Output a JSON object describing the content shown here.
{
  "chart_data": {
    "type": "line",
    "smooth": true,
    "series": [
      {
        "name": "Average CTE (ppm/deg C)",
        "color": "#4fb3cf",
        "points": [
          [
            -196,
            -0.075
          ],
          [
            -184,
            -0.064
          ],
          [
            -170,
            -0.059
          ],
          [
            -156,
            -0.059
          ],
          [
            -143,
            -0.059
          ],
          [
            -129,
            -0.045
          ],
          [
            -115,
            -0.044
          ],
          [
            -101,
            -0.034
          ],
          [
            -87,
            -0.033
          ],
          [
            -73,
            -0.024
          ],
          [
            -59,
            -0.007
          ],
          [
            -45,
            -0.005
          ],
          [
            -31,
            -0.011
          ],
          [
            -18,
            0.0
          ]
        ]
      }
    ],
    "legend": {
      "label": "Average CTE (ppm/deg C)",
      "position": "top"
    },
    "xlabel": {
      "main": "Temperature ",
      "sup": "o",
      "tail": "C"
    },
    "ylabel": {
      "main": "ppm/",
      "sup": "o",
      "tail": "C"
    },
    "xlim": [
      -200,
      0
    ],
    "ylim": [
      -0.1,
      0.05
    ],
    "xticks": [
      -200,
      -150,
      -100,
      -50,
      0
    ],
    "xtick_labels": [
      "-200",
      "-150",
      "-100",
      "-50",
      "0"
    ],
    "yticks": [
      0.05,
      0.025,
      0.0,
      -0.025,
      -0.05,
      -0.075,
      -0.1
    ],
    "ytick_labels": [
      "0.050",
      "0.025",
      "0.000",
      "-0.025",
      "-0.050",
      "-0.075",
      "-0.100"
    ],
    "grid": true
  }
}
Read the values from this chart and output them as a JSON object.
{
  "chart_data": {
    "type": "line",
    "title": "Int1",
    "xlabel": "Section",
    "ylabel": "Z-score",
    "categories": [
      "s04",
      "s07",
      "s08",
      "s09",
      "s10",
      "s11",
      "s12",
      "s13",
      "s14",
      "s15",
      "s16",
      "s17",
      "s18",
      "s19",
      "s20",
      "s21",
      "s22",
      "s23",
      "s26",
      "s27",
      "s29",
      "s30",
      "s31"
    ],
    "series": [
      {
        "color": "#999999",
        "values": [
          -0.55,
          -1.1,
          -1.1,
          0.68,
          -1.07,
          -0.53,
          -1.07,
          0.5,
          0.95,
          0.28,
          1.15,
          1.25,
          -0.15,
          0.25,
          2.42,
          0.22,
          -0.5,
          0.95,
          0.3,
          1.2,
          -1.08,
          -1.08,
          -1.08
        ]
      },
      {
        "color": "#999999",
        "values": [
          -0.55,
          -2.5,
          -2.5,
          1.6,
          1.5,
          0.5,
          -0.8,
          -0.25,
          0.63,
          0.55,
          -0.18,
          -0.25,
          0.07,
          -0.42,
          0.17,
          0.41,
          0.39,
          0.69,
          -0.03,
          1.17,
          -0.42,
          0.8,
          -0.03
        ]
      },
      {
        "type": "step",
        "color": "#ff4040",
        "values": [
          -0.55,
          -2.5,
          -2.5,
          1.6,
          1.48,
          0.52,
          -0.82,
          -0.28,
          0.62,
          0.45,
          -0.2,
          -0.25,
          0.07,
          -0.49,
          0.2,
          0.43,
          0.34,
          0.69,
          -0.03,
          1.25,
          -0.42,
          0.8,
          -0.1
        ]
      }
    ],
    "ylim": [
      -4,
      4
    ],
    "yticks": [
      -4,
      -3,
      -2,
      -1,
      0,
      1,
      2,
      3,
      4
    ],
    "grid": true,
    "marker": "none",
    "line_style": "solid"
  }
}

**DIRECTIVE**
Write out all of the records once more, exactly.

**TASK ANSWER**
Output a JSON object describing the content shown here.
{
  "chart_data": {
    "type": "line",
    "smooth": true,
    "series": [
      {
        "name": "Average CTE (ppm/deg C)",
        "color": "#4fb3cf",
        "points": [
          [
            -196,
            -0.075
          ],
          [
            -184,
            -0.064
          ],
          [
            -170,
            -0.059
          ],
          [
            -156,
            -0.059
          ],
          [
            -143,
            -0.059
          ],
          [
            -129,
            -0.045
          ],
          [
            -115,
            -0.044
          ],
          [
            -101,
            -0.034
          ],
          [
            -87,
            -0.033
          ],
          [
            -73,
            -0.024
          ],
          [
            -59,
            -0.007
          ],
          [
            -45,
            -0.005
          ],
          [
            -31,
            -0.011
          ],
          [
            -18,
            0.0
          ]
        ]
      }
    ],
    "legend": {
      "label": "Average CTE (ppm/deg C)",
      "position": "top"
    },
    "xlabel": {
      "main": "Temperature ",
      "sup": "o",
      "tail": "C"
    },
    "ylabel": {
      "main": "ppm/",
      "sup": "o",
      "tail": "C"
    },
    "xlim": [
      -200,
      0
    ],
    "ylim": [
      -0.1,
      0.05
    ],
    "xticks": [
      -200,
      -150,
      -100,
      -50,
      0
    ],
    "xtick_labels": [
      "-200",
      "-150",
      "-100",
      "-50",
      "0"
    ],
    "yticks": [
      0.05,
      0.025,
      0.0,
      -0.025,
      -0.05,
      -0.075,
      -0.1
    ],
    "ytick_labels": [
      "0.050",
      "0.025",
      "0.000",
      "-0.025",
      "-0.050",
      "-0.075",
      "-0.100"
    ],
    "grid": true
  }
}
Read the values from this chart and output them as a JSON object.
{
  "chart_data": {
    "type": "line",
    "title": "Int1",
    "xlabel": "Section",
    "ylabel": "Z-score",
    "categories": [
      "s04",
      "s07",
      "s08",
      "s09",
      "s10",
      "s11",
      "s12",
      "s13",
      "s14",
      "s15",
      "s16",
      "s17",
      "s18",
      "s19",
      "s20",
      "s21",
      "s22",
      "s23",
      "s26",
      "s27",
      "s29",
      "s30",
      "s31"
    ],
    "series": [
      {
        "color": "#999999",
        "values": [
          -0.55,
          -1.1,
          -1.1,
          0.68,
          -1.07,
          -0.53,
          -1.07,
          0.5,
          0.95,
          0.28,
          1.15,
          1.25,
          -0.15,
          0.25,
          2.42,
          0.22,
          -0.5,
          0.95,
          0.3,
          1.2,
          -1.08,
          -1.08,
          -1.08
        ]
      },
      {
        "color": "#999999",
        "values": [
          -0.55,
          -2.5,
          -2.5,
          1.6,
          1.5,
          0.5,
          -0.8,
          -0.25,
          0.63,
          0.55,
          -0.18,
          -0.25,
          0.07,
          -0.42,
          0.17,
          0.41,
          0.39,
          0.69,
          -0.03,
          1.17,
          -0.42,
          0.8,
          -0.03
        ]
      },
      {
        "type": "step",
        "color": "#ff4040",
        "values": [
          -0.55,
          -2.5,
          -2.5,
          1.6,
          1.48,
          0.52,
          -0.82,
          -0.28,
          0.62,
          0.45,
          -0.2,
          -0.25,
          0.07,
          -0.49,
          0.2,
          0.43,
          0.34,
          0.69,
          -0.03,
          1.25,
          -0.42,
          0.8,
          -0.1
        ]
      }
    ],
    "ylim": [
      -4,
      4
    ],
    "yticks": [
      -4,
      -3,
      -2,
      -1,
      0,
      1,
      2,
      3,
      4
    ],
    "grid": true,
    "marker": "none",
    "line_style": "solid"
  }
}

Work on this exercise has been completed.